▶ TASK:
Select from the data all lines with the word "detached".

'''

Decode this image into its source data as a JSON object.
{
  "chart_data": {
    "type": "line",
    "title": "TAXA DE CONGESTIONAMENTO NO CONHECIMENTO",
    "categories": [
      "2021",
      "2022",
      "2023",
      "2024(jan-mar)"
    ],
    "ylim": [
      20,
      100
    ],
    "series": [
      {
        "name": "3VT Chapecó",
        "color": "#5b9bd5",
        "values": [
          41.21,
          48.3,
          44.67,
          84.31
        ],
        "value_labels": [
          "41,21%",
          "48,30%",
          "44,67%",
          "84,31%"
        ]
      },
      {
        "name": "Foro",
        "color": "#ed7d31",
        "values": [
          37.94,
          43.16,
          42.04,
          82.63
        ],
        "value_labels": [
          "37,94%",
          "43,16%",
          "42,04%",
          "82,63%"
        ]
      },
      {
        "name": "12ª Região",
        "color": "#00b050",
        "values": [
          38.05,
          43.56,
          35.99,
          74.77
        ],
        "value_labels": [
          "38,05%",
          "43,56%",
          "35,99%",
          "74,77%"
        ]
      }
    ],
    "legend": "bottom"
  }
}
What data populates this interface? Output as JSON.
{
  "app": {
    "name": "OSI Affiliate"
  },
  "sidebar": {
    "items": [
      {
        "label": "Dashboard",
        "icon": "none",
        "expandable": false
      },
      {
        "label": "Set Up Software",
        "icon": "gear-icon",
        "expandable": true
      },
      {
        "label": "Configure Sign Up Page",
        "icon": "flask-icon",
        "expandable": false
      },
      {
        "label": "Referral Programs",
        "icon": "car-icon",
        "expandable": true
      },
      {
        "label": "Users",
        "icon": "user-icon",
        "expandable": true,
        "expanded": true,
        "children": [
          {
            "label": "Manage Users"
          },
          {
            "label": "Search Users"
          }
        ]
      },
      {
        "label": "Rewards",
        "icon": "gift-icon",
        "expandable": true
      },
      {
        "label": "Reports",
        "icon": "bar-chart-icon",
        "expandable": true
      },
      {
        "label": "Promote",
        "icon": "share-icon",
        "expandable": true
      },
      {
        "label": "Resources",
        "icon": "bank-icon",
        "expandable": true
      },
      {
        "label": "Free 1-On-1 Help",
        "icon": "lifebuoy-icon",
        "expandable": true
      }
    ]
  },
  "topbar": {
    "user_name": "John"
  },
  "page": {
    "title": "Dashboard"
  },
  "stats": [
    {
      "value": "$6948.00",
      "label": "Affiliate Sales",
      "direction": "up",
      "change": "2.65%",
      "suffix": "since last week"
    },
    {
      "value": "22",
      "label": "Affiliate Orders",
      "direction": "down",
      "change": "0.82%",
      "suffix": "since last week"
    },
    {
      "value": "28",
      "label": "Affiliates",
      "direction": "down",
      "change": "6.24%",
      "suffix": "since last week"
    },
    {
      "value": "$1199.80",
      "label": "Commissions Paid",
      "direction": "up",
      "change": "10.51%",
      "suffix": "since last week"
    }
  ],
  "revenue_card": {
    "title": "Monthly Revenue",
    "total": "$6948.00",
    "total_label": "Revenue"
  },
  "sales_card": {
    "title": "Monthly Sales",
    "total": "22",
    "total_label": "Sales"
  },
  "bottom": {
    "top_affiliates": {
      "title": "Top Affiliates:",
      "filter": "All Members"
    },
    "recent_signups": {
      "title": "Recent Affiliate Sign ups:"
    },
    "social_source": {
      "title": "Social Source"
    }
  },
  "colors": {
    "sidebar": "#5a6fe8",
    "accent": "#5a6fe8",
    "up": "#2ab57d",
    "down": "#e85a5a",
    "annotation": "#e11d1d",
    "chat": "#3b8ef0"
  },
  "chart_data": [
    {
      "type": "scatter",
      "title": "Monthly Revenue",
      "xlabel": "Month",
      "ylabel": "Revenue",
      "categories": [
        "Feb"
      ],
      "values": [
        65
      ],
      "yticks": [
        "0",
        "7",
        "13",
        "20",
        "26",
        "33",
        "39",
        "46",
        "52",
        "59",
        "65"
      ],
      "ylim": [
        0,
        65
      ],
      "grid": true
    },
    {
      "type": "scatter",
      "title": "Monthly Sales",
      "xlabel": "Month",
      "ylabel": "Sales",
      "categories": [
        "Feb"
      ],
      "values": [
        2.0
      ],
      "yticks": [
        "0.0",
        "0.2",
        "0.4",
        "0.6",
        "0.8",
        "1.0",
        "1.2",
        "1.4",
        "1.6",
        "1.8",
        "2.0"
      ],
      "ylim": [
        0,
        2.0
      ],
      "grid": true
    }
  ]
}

'''
'''

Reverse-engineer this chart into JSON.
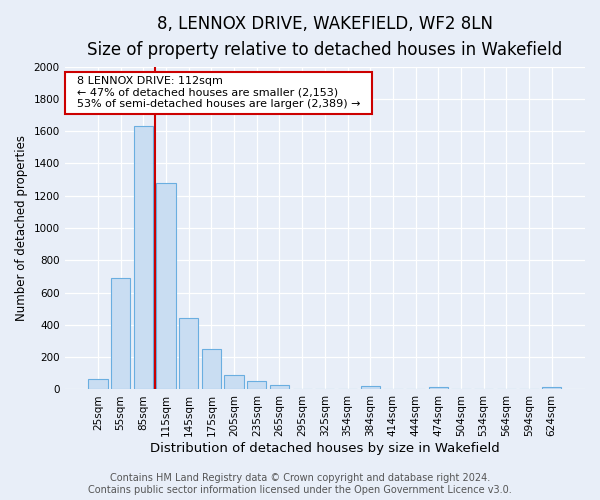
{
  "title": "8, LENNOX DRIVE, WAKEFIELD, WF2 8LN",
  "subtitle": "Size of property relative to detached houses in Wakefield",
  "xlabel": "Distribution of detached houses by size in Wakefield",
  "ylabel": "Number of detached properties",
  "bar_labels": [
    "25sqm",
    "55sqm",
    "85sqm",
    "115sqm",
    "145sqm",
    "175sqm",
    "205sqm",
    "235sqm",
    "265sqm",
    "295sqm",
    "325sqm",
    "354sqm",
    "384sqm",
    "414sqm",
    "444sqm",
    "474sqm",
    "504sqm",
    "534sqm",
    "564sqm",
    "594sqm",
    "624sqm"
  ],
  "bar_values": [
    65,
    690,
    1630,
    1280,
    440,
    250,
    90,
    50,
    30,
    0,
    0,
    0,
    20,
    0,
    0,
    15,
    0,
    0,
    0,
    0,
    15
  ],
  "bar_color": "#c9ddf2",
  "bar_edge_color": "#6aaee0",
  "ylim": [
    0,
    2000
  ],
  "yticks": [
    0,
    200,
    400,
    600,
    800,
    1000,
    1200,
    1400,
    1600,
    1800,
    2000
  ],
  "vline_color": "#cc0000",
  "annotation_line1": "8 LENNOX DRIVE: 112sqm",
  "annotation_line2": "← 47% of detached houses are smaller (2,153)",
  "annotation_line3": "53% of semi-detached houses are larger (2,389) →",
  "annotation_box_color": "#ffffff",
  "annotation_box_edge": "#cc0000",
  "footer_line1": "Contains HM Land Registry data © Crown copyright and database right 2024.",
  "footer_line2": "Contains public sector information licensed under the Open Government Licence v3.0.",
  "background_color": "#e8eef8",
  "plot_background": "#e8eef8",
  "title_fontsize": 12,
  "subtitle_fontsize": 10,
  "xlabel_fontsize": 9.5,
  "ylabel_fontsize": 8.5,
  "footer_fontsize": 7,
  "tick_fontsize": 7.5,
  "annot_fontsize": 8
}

'''

▶ SOLUTION:
  "subtitle": "Size of property relative to detached houses in Wakefield",
  "xlabel": "Distribution of detached houses by size in Wakefield",
  "ylabel": "Number of detached properties",
  "annotation_line2": "← 47% of detached houses are smaller (2,153)",
  "annotation_line3": "53% of semi-detached houses are larger (2,389) →",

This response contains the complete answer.